## GIVEN REQUEST
Copy out all the records, word for word.

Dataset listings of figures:
□ □ □ □

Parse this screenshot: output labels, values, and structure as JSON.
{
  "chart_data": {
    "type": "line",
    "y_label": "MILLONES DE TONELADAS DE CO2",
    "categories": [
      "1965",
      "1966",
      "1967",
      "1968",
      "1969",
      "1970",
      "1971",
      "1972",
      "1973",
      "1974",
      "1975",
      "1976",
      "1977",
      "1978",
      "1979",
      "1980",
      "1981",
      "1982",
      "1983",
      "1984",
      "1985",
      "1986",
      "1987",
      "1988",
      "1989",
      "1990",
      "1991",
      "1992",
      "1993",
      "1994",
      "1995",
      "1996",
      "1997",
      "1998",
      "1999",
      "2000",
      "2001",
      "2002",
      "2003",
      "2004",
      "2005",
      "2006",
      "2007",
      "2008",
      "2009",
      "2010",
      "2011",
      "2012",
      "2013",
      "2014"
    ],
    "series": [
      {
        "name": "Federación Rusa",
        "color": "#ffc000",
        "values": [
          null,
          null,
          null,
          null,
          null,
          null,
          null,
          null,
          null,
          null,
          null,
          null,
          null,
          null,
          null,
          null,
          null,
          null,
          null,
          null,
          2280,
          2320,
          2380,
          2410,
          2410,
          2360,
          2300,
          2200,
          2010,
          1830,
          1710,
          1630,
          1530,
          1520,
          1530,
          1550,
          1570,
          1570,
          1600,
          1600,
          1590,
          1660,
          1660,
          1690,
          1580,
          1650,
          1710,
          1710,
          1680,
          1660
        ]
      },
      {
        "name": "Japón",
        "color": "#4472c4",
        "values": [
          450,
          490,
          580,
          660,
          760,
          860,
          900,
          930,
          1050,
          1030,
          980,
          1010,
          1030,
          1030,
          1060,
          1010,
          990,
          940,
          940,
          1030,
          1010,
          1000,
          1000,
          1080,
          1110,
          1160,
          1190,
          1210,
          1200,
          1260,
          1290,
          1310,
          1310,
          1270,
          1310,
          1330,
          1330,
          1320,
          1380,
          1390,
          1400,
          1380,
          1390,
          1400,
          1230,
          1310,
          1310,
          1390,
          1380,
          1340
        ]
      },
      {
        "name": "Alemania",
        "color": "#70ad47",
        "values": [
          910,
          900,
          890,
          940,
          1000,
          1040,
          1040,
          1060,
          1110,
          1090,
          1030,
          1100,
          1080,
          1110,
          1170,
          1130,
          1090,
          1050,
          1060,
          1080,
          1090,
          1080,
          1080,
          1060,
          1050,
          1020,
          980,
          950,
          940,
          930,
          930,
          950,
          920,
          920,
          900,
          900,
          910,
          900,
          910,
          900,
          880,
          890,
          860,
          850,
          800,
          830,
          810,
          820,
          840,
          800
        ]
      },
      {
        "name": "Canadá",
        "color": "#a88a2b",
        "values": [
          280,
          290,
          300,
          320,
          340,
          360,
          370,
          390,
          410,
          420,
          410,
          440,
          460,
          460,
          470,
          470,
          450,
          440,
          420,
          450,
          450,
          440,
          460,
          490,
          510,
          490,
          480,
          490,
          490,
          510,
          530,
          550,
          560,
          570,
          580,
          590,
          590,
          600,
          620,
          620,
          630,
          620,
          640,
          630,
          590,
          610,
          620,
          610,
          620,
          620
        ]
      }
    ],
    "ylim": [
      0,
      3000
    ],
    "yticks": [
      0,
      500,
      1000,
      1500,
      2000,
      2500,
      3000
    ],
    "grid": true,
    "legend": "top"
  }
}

□ □ □ □

## REPLY
Parse this screenshot: output labels, values, and structure as JSON.
{
  "chart_data": {
    "type": "line",
    "y_label": "MILLONES DE TONELADAS DE CO2",
    "categories": [
      "1965",
      "1966",
      "1967",
      "1968",
      "1969",
      "1970",
      "1971",
      "1972",
      "1973",
      "1974",
      "1975",
      "1976",
      "1977",
      "1978",
      "1979",
      "1980",
      "1981",
      "1982",
      "1983",
      "1984",
      "1985",
      "1986",
      "1987",
      "1988",
      "1989",
      "1990",
      "1991",
      "1992",
      "1993",
      "1994",
      "1995",
      "1996",
      "1997",
      "1998",
      "1999",
      "2000",
      "2001",
      "2002",
      "2003",
      "2004",
      "2005",
      "2006",
      "2007",
      "2008",
      "2009",
      "2010",
      "2011",
      "2012",
      "2013",
      "2014"
    ],
    "series": [
      {
        "name": "Federación Rusa",
        "color": "#ffc000",
        "values": [
          null,
          null,
          null,
          null,
          null,
          null,
          null,
          null,
          null,
          null,
          null,
          null,
          null,
          null,
          null,
          null,
          null,
          null,
          null,
          null,
          2280,
          2320,
          2380,
          2410,
          2410,
          2360,
          2300,
          2200,
          2010,
          1830,
          1710,
          1630,
          1530,
          1520,
          1530,
          1550,
          1570,
          1570,
          1600,
          1600,
          1590,
          1660,
          1660,
          1690,
          1580,
          1650,
          1710,
          1710,
          1680,
          1660
        ]
      },
      {
        "name": "Japón",
        "color": "#4472c4",
        "values": [
          450,
          490,
          580,
          660,
          760,
          860,
          900,
          930,
          1050,
          1030,
          980,
          1010,
          1030,
          1030,
          1060,
          1010,
          990,
          940,
          940,
          1030,
          1010,
          1000,
          1000,
          1080,
          1110,
          1160,
          1190,
          1210,
          1200,
          1260,
          1290,
          1310,
          1310,
          1270,
          1310,
          1330,
          1330,
          1320,
          1380,
          1390,
          1400,
          1380,
          1390,
          1400,
          1230,
          1310,
          1310,
          1390,
          1380,
          1340
        ]
      },
      {
        "name": "Alemania",
        "color": "#70ad47",
        "values": [
          910,
          900,
          890,
          940,
          1000,
          1040,
          1040,
          1060,
          1110,
          1090,
          1030,
          1100,
          1080,
          1110,
          1170,
          1130,
          1090,
          1050,
          1060,
          1080,
          1090,
          1080,
          1080,
          1060,
          1050,
          1020,
          980,
          950,
          940,
          930,
          930,
          950,
          920,
          920,
          900,
          900,
          910,
          900,
          910,
          900,
          880,
          890,
          860,
          850,
          800,
          830,
          810,
          820,
          840,
          800
        ]
      },
      {
        "name": "Canadá",
        "color": "#a88a2b",
        "values": [
          280,
          290,
          300,
          320,
          340,
          360,
          370,
          390,
          410,
          420,
          410,
          440,
          460,
          460,
          470,
          470,
          450,
          440,
          420,
          450,
          450,
          440,
          460,
          490,
          510,
          490,
          480,
          490,
          490,
          510,
          530,
          550,
          560,
          570,
          580,
          590,
          590,
          600,
          620,
          620,
          630,
          620,
          640,
          630,
          590,
          610,
          620,
          610,
          620,
          620
        ]
      }
    ],
    "ylim": [
      0,
      3000
    ],
    "yticks": [
      0,
      500,
      1000,
      1500,
      2000,
      2500,
      3000
    ],
    "grid": true,
    "legend": "top"
  }
}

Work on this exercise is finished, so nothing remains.